*TASK STATEMENT*.
Return all lines that include the string "Software".

═══ INPUT MATERIAL

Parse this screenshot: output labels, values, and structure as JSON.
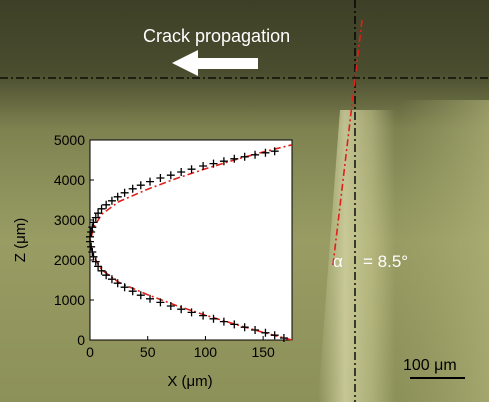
{
  "photo": {
    "arrow_label": "Crack propagation",
    "angle_symbol": "α",
    "angle_text": "= 8.5°",
    "scale_bar_label": "100 μm",
    "colors": {
      "background_top": "#3f4228",
      "background_mid": "#8e9258",
      "background_bright": "#c9c996",
      "arrow": "#ffffff",
      "fit_line": "#e0201a",
      "reference_line": "#000000"
    }
  },
  "chart_data": {
    "type": "scatter",
    "title": "",
    "xlabel": "X (μm)",
    "ylabel": "Z (μm)",
    "xlim": [
      0,
      175
    ],
    "ylim": [
      0,
      5000
    ],
    "xticks": [
      0,
      50,
      100,
      150
    ],
    "yticks": [
      0,
      1000,
      2000,
      3000,
      4000,
      5000
    ],
    "grid": false,
    "series": [
      {
        "marker": "+",
        "points": [
          [
            168,
            50
          ],
          [
            160,
            120
          ],
          [
            152,
            180
          ],
          [
            143,
            250
          ],
          [
            134,
            320
          ],
          [
            125,
            390
          ],
          [
            116,
            460
          ],
          [
            107,
            530
          ],
          [
            98,
            610
          ],
          [
            88,
            690
          ],
          [
            79,
            770
          ],
          [
            70,
            850
          ],
          [
            61,
            940
          ],
          [
            52,
            1030
          ],
          [
            44,
            1120
          ],
          [
            37,
            1220
          ],
          [
            30,
            1320
          ],
          [
            24,
            1420
          ],
          [
            19,
            1520
          ],
          [
            14,
            1620
          ],
          [
            10,
            1730
          ],
          [
            7,
            1840
          ],
          [
            5,
            1960
          ],
          [
            3,
            2080
          ],
          [
            2,
            2200
          ],
          [
            1,
            2330
          ],
          [
            0,
            2460
          ],
          [
            0,
            2580
          ],
          [
            1,
            2700
          ],
          [
            2,
            2820
          ],
          [
            3,
            2940
          ],
          [
            5,
            3060
          ],
          [
            7,
            3170
          ],
          [
            10,
            3280
          ],
          [
            14,
            3380
          ],
          [
            19,
            3480
          ],
          [
            24,
            3580
          ],
          [
            30,
            3680
          ],
          [
            37,
            3780
          ],
          [
            44,
            3870
          ],
          [
            52,
            3960
          ],
          [
            61,
            4050
          ],
          [
            70,
            4120
          ],
          [
            79,
            4200
          ],
          [
            88,
            4270
          ],
          [
            98,
            4350
          ],
          [
            107,
            4410
          ],
          [
            116,
            4470
          ],
          [
            125,
            4530
          ],
          [
            134,
            4580
          ],
          [
            143,
            4630
          ],
          [
            152,
            4680
          ],
          [
            160,
            4720
          ]
        ]
      }
    ],
    "fit_line": {
      "style": "dash-dot",
      "color": "#e0201a",
      "points": [
        [
          175,
          0
        ],
        [
          150,
          190
        ],
        [
          125,
          400
        ],
        [
          100,
          620
        ],
        [
          75,
          860
        ],
        [
          50,
          1130
        ],
        [
          25,
          1440
        ],
        [
          10,
          1760
        ],
        [
          3,
          2100
        ],
        [
          0,
          2450
        ],
        [
          3,
          2800
        ],
        [
          10,
          3140
        ],
        [
          25,
          3460
        ],
        [
          50,
          3770
        ],
        [
          75,
          4040
        ],
        [
          100,
          4280
        ],
        [
          125,
          4500
        ],
        [
          150,
          4700
        ],
        [
          175,
          4880
        ]
      ]
    }
  }
}
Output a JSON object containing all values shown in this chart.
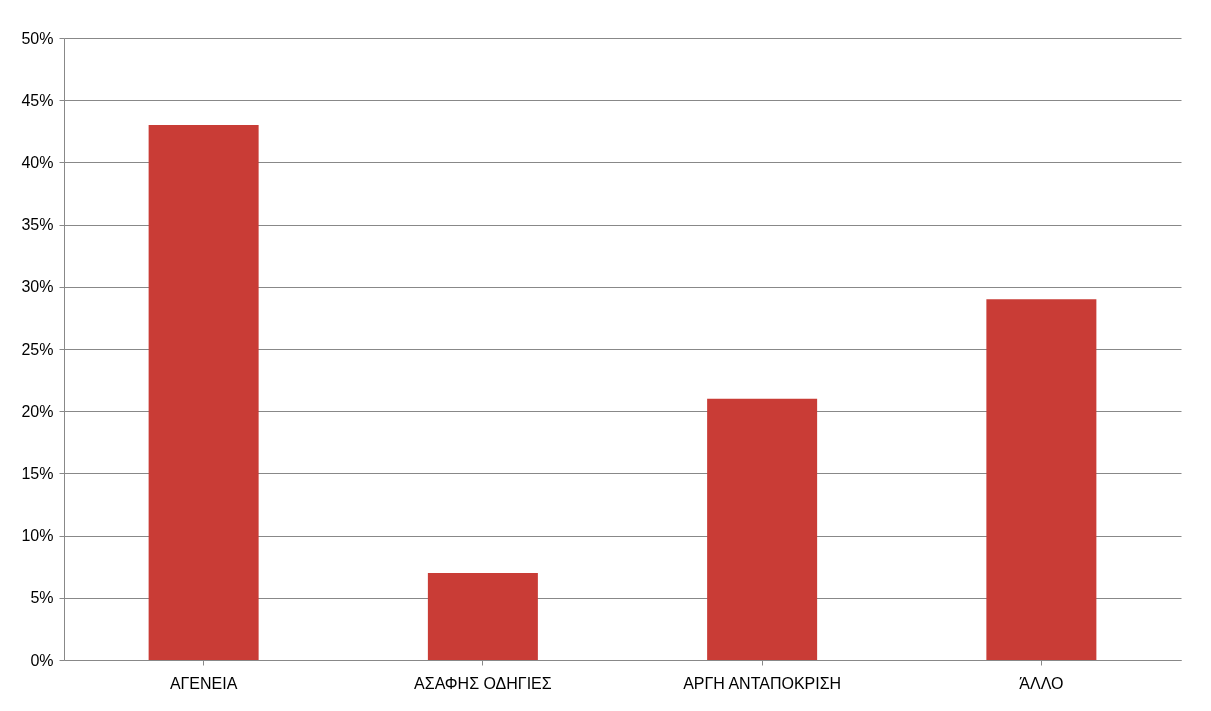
{
  "chart_data": {
    "type": "bar",
    "categories": [
      "ΑΓΕΝΕΙΑ",
      "ΑΣΑΦΗΣ ΟΔΗΓΙΕΣ",
      "ΑΡΓΗ ΑΝΤΑΠΟΚΡΙΣΗ",
      "ΆΛΛΟ"
    ],
    "values": [
      43,
      7,
      21,
      29
    ],
    "color": "#c93c36",
    "ylim": [
      0,
      50
    ],
    "yticks": [
      {
        "value": 0,
        "label": "0%"
      },
      {
        "value": 5,
        "label": "5%"
      },
      {
        "value": 10,
        "label": "10%"
      },
      {
        "value": 15,
        "label": "15%"
      },
      {
        "value": 20,
        "label": "20%"
      },
      {
        "value": 25,
        "label": "25%"
      },
      {
        "value": 30,
        "label": "30%"
      },
      {
        "value": 35,
        "label": "35%"
      },
      {
        "value": 40,
        "label": "40%"
      },
      {
        "value": 45,
        "label": "45%"
      },
      {
        "value": 50,
        "label": "50%"
      }
    ],
    "grid": "y"
  }
}
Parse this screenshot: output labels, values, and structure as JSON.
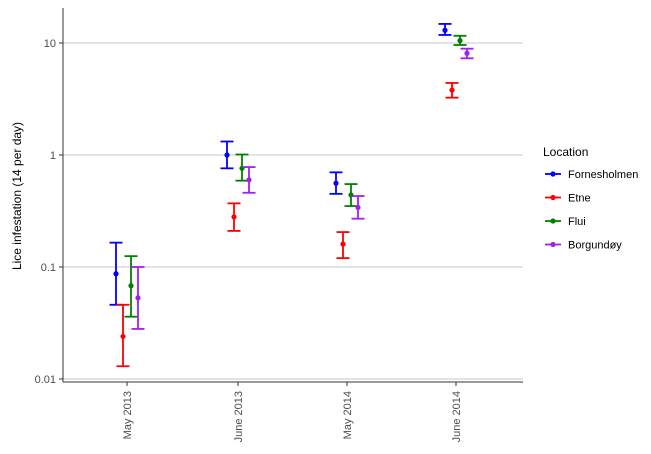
{
  "chart_data": {
    "type": "scatter",
    "subtype": "point-with-error-bars",
    "title": "",
    "xlabel": "",
    "ylabel": "Lice infestation (14 per day)",
    "y_scale": "log10",
    "ylim": [
      0.008,
      20
    ],
    "y_ticks": [
      {
        "value": 0.01,
        "label": "0.01"
      },
      {
        "value": 0.1,
        "label": "0.1"
      },
      {
        "value": 1,
        "label": "1"
      },
      {
        "value": 10,
        "label": "10"
      }
    ],
    "grid": "horizontal major",
    "categories": [
      "May 2013",
      "June 2013",
      "May 2014",
      "June 2014"
    ],
    "legend": {
      "title": "Location",
      "placement": "right"
    },
    "series": [
      {
        "name": "Fornesholmen",
        "color": "#0000ff",
        "values": [
          0.087,
          1.0,
          0.56,
          13.0
        ],
        "lower": [
          0.046,
          0.76,
          0.45,
          11.8
        ],
        "upper": [
          0.165,
          1.32,
          0.7,
          14.8
        ]
      },
      {
        "name": "Etne",
        "color": "#ff0000",
        "values": [
          0.024,
          0.28,
          0.16,
          3.8
        ],
        "lower": [
          0.013,
          0.21,
          0.12,
          3.25
        ],
        "upper": [
          0.046,
          0.37,
          0.205,
          4.4
        ]
      },
      {
        "name": "Flui",
        "color": "#008000",
        "values": [
          0.068,
          0.76,
          0.44,
          10.5
        ],
        "lower": [
          0.036,
          0.59,
          0.35,
          9.6
        ],
        "upper": [
          0.125,
          1.01,
          0.55,
          11.6
        ]
      },
      {
        "name": "Borgundøy",
        "color": "#a020f0",
        "values": [
          0.053,
          0.6,
          0.34,
          8.1
        ],
        "lower": [
          0.028,
          0.46,
          0.27,
          7.3
        ],
        "upper": [
          0.1,
          0.78,
          0.43,
          8.9
        ]
      }
    ]
  }
}
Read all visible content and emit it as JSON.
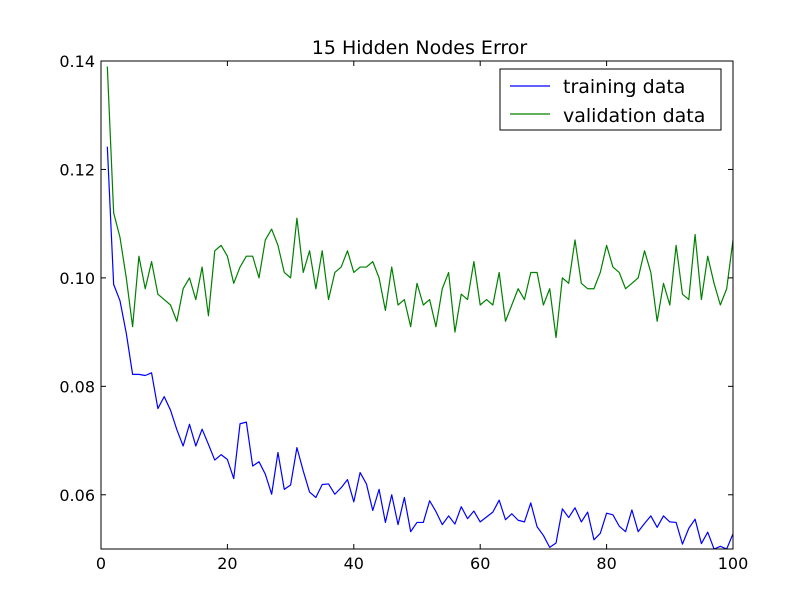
{
  "chart_data": {
    "type": "line",
    "title": "15 Hidden Nodes Error",
    "xlabel": "",
    "ylabel": "",
    "xlim": [
      0,
      100
    ],
    "ylim": [
      0.05,
      0.14
    ],
    "xticks": [
      0,
      20,
      40,
      60,
      80,
      100
    ],
    "yticks": [
      0.06,
      0.08,
      0.1,
      0.12,
      0.14
    ],
    "xtick_labels": [
      "0",
      "20",
      "40",
      "60",
      "80",
      "100"
    ],
    "ytick_labels": [
      "0.06",
      "0.08",
      "0.10",
      "0.12",
      "0.14"
    ],
    "grid": false,
    "legend_position": "top-right",
    "x": [
      1,
      2,
      3,
      4,
      5,
      6,
      7,
      8,
      9,
      10,
      11,
      12,
      13,
      14,
      15,
      16,
      17,
      18,
      19,
      20,
      21,
      22,
      23,
      24,
      25,
      26,
      27,
      28,
      29,
      30,
      31,
      32,
      33,
      34,
      35,
      36,
      37,
      38,
      39,
      40,
      41,
      42,
      43,
      44,
      45,
      46,
      47,
      48,
      49,
      50,
      51,
      52,
      53,
      54,
      55,
      56,
      57,
      58,
      59,
      60,
      61,
      62,
      63,
      64,
      65,
      66,
      67,
      68,
      69,
      70,
      71,
      72,
      73,
      74,
      75,
      76,
      77,
      78,
      79,
      80,
      81,
      82,
      83,
      84,
      85,
      86,
      87,
      88,
      89,
      90,
      91,
      92,
      93,
      94,
      95,
      96,
      97,
      98,
      99,
      100
    ],
    "series": [
      {
        "name": "training data",
        "color": "#0000ff",
        "values": [
          0.1242,
          0.0988,
          0.0958,
          0.0898,
          0.0822,
          0.0822,
          0.082,
          0.0825,
          0.0759,
          0.0781,
          0.0756,
          0.072,
          0.069,
          0.073,
          0.069,
          0.0721,
          0.0693,
          0.0664,
          0.0674,
          0.0665,
          0.063,
          0.0731,
          0.0734,
          0.0653,
          0.0661,
          0.0638,
          0.0601,
          0.0678,
          0.061,
          0.0618,
          0.0687,
          0.0644,
          0.0605,
          0.0595,
          0.0619,
          0.062,
          0.0601,
          0.0613,
          0.0628,
          0.0587,
          0.0641,
          0.062,
          0.0571,
          0.061,
          0.0549,
          0.06,
          0.0545,
          0.0595,
          0.0532,
          0.0549,
          0.0549,
          0.0589,
          0.0569,
          0.0545,
          0.0561,
          0.0546,
          0.0578,
          0.0556,
          0.057,
          0.055,
          0.0559,
          0.0568,
          0.059,
          0.0554,
          0.0565,
          0.0553,
          0.055,
          0.0585,
          0.0541,
          0.0525,
          0.0503,
          0.0511,
          0.0574,
          0.0558,
          0.0576,
          0.055,
          0.0568,
          0.0517,
          0.0529,
          0.0566,
          0.0563,
          0.0542,
          0.0532,
          0.0572,
          0.0532,
          0.0547,
          0.0561,
          0.054,
          0.0561,
          0.055,
          0.0549,
          0.0509,
          0.0538,
          0.0555,
          0.051,
          0.0531,
          0.05,
          0.0505,
          0.05,
          0.0528
        ]
      },
      {
        "name": "validation data",
        "color": "#008000",
        "values": [
          0.139,
          0.112,
          0.1075,
          0.1,
          0.091,
          0.104,
          0.098,
          0.103,
          0.097,
          0.096,
          0.095,
          0.092,
          0.098,
          0.1,
          0.096,
          0.102,
          0.093,
          0.105,
          0.106,
          0.104,
          0.099,
          0.102,
          0.104,
          0.104,
          0.1,
          0.107,
          0.109,
          0.106,
          0.101,
          0.1,
          0.111,
          0.101,
          0.105,
          0.098,
          0.105,
          0.096,
          0.101,
          0.102,
          0.105,
          0.101,
          0.102,
          0.102,
          0.103,
          0.1,
          0.094,
          0.102,
          0.095,
          0.096,
          0.091,
          0.099,
          0.095,
          0.096,
          0.091,
          0.098,
          0.101,
          0.09,
          0.097,
          0.096,
          0.103,
          0.095,
          0.096,
          0.095,
          0.101,
          0.092,
          0.095,
          0.098,
          0.096,
          0.101,
          0.101,
          0.095,
          0.098,
          0.089,
          0.1,
          0.099,
          0.107,
          0.099,
          0.098,
          0.098,
          0.101,
          0.106,
          0.102,
          0.101,
          0.098,
          0.099,
          0.1,
          0.105,
          0.101,
          0.092,
          0.099,
          0.095,
          0.106,
          0.097,
          0.096,
          0.108,
          0.096,
          0.104,
          0.099,
          0.095,
          0.098,
          0.107
        ]
      }
    ]
  }
}
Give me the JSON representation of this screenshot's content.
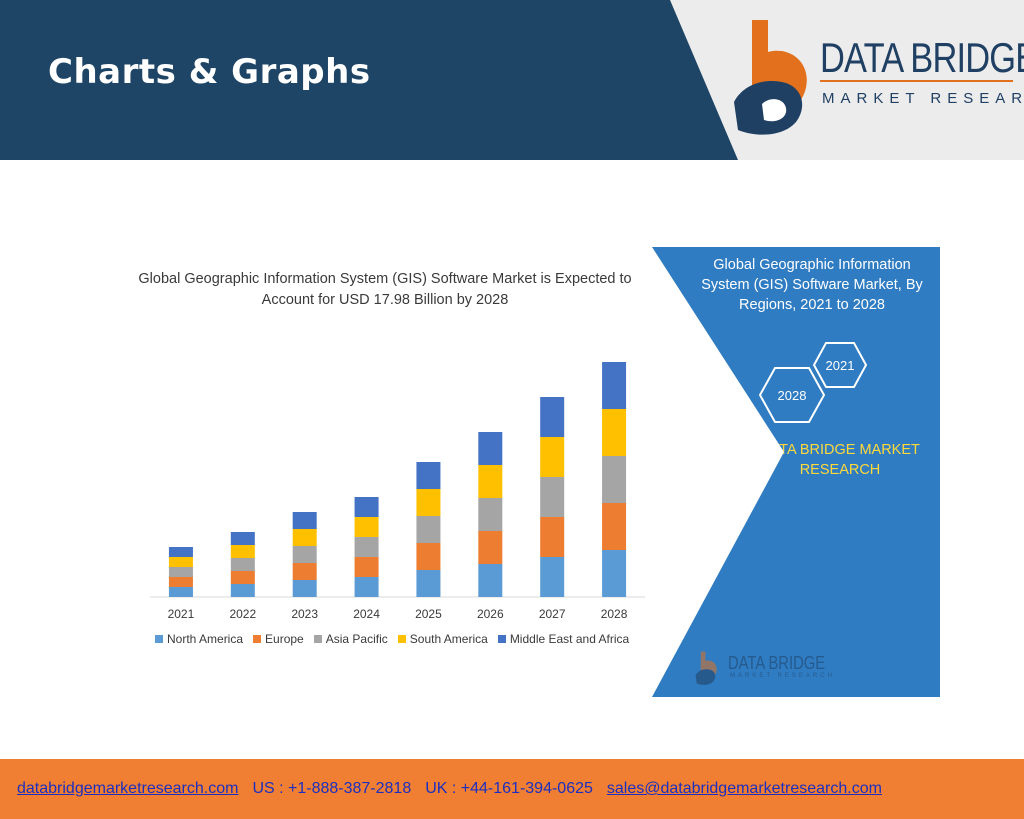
{
  "header": {
    "title": "Charts & Graphs",
    "logo_name": "DATA BRIDGE",
    "logo_subtitle": "MARKET RESEARCH"
  },
  "colors": {
    "header_band": "#1e4466",
    "panel": "#2f7cc2",
    "footer": "#f07f33",
    "link": "#1c2fbf"
  },
  "chart_data": {
    "type": "bar",
    "stacked": true,
    "title": "Global Geographic Information System (GIS) Software Market is Expected to Account for USD 17.98 Billion by 2028",
    "categories": [
      "2021",
      "2022",
      "2023",
      "2024",
      "2025",
      "2026",
      "2027",
      "2028"
    ],
    "series": [
      {
        "name": "North America",
        "color": "#5b9bd5",
        "values": [
          1.0,
          1.3,
          1.7,
          2.0,
          2.7,
          3.3,
          4.0,
          4.7
        ]
      },
      {
        "name": "Europe",
        "color": "#ed7d31",
        "values": [
          1.0,
          1.3,
          1.7,
          2.0,
          2.7,
          3.3,
          4.0,
          4.7
        ]
      },
      {
        "name": "Asia Pacific",
        "color": "#a5a5a5",
        "values": [
          1.0,
          1.3,
          1.7,
          2.0,
          2.7,
          3.3,
          4.0,
          4.7
        ]
      },
      {
        "name": "South America",
        "color": "#ffc000",
        "values": [
          1.0,
          1.3,
          1.7,
          2.0,
          2.7,
          3.3,
          4.0,
          4.7
        ]
      },
      {
        "name": "Middle East and Africa",
        "color": "#4472c4",
        "values": [
          1.0,
          1.3,
          1.7,
          2.0,
          2.7,
          3.3,
          4.0,
          4.7
        ]
      }
    ],
    "ylim": [
      0,
      25
    ],
    "grid": false,
    "legend": "bottom"
  },
  "side_panel": {
    "title": "Global Geographic Information System (GIS) Software Market, By Regions, 2021 to 2028",
    "hex_start": "2021",
    "hex_end": "2028",
    "brand": "DATA BRIDGE MARKET RESEARCH",
    "logo_name": "DATA BRIDGE",
    "logo_subtitle": "MARKET RESEARCH"
  },
  "footer": {
    "website": "databridgemarketresearch.com",
    "us_phone": "US : +1-888-387-2818",
    "uk_phone": "UK : +44-161-394-0625",
    "email": "sales@databridgemarketresearch.com"
  }
}
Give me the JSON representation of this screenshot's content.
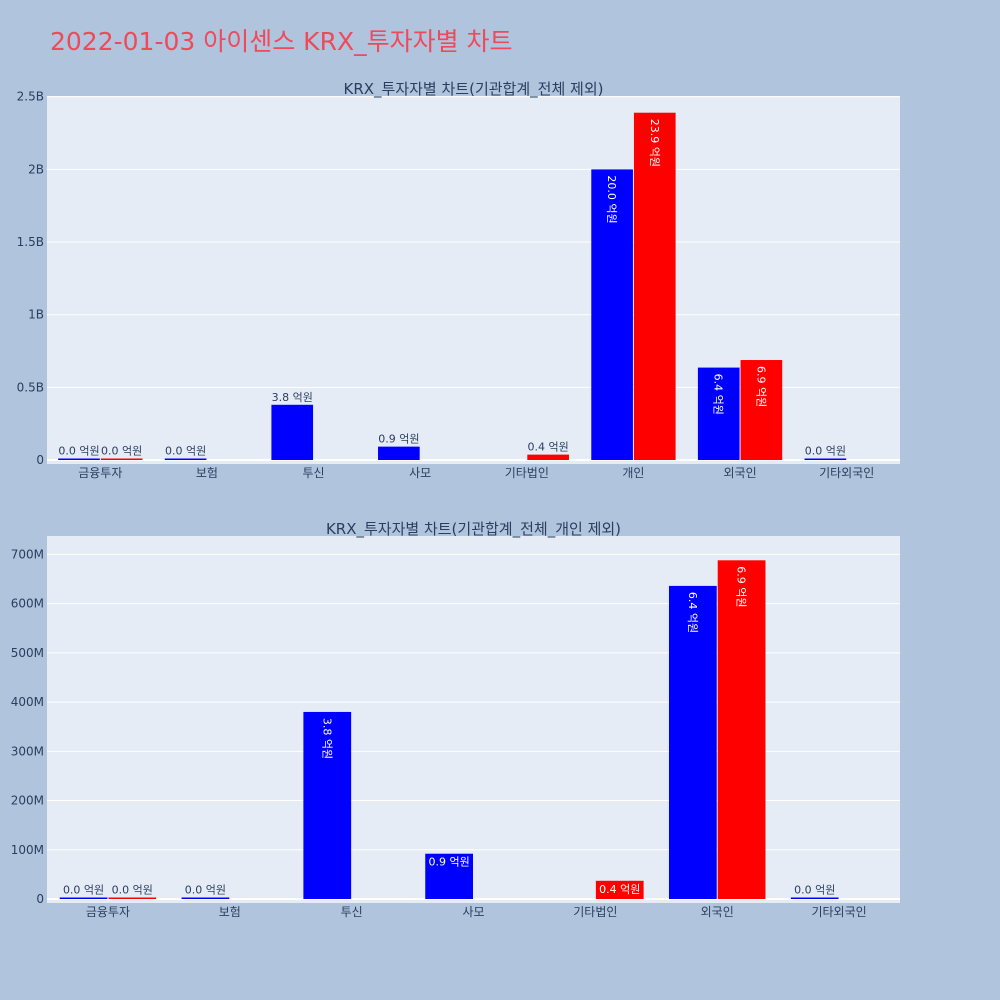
{
  "page_title": "2022-01-03 아이센스 KRX_투자자별 차트",
  "colors": {
    "background": "#b0c4de",
    "plot_bg": "#e5ecf6",
    "grid": "#ffffff",
    "title": "#ef4a5a",
    "buy": "#0000ff",
    "sell": "#ff0000",
    "text": "#2a3f5f"
  },
  "chart_data": [
    {
      "type": "bar",
      "title": "KRX_투자자별 차트(기관합계_전체 제외)",
      "categories": [
        "금융투자",
        "보험",
        "투신",
        "사모",
        "기타법인",
        "개인",
        "외국인",
        "기타외국인"
      ],
      "ylim": [
        0,
        2500000000
      ],
      "yticks": [
        0,
        500000000,
        1000000000,
        1500000000,
        2000000000,
        2500000000
      ],
      "ytick_labels": [
        "0",
        "0.5B",
        "1B",
        "1.5B",
        "2B",
        "2.5B"
      ],
      "grid": true,
      "series": [
        {
          "color": "#0000ff",
          "values": [
            1000000,
            1000000,
            380000000,
            92000000,
            null,
            2000000000,
            636000000,
            1500000
          ],
          "labels": [
            "0.0 억원",
            "0.0 억원",
            "3.8 억원",
            "0.9 억원",
            null,
            "20.0 억원",
            "6.4 억원",
            "0.0 억원"
          ]
        },
        {
          "color": "#ff0000",
          "values": [
            1000000,
            null,
            null,
            null,
            37000000,
            2390000000,
            688000000,
            null
          ],
          "labels": [
            "0.0 억원",
            null,
            null,
            null,
            "0.4 억원",
            "23.9 억원",
            "6.9 억원",
            null
          ]
        }
      ]
    },
    {
      "type": "bar",
      "title": "KRX_투자자별 차트(기관합계_전체_개인 제외)",
      "categories": [
        "금융투자",
        "보험",
        "투신",
        "사모",
        "기타법인",
        "외국인",
        "기타외국인"
      ],
      "ylim": [
        0,
        730000000
      ],
      "yticks": [
        0,
        100000000,
        200000000,
        300000000,
        400000000,
        500000000,
        600000000,
        700000000
      ],
      "ytick_labels": [
        "0",
        "100M",
        "200M",
        "300M",
        "400M",
        "500M",
        "600M",
        "700M"
      ],
      "grid": true,
      "series": [
        {
          "color": "#0000ff",
          "values": [
            1000000,
            1000000,
            380000000,
            92000000,
            null,
            636000000,
            1500000
          ],
          "labels": [
            "0.0 억원",
            "0.0 억원",
            "3.8 억원",
            "0.9 억원",
            null,
            "6.4 억원",
            "0.0 억원"
          ]
        },
        {
          "color": "#ff0000",
          "values": [
            1000000,
            null,
            null,
            null,
            37000000,
            688000000,
            null
          ],
          "labels": [
            "0.0 억원",
            null,
            null,
            null,
            "0.4 억원",
            "6.9 억원",
            null
          ]
        }
      ]
    }
  ]
}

══════

*WORKED ANSWER*.
    "title": "Global Geographic Information System (GIS) Software Market is Expected to Account for USD 17.98 Billion by 2028",
    "title": "Global Geographic Information System (GIS) Software Market, By Regions, 2021 to 2028",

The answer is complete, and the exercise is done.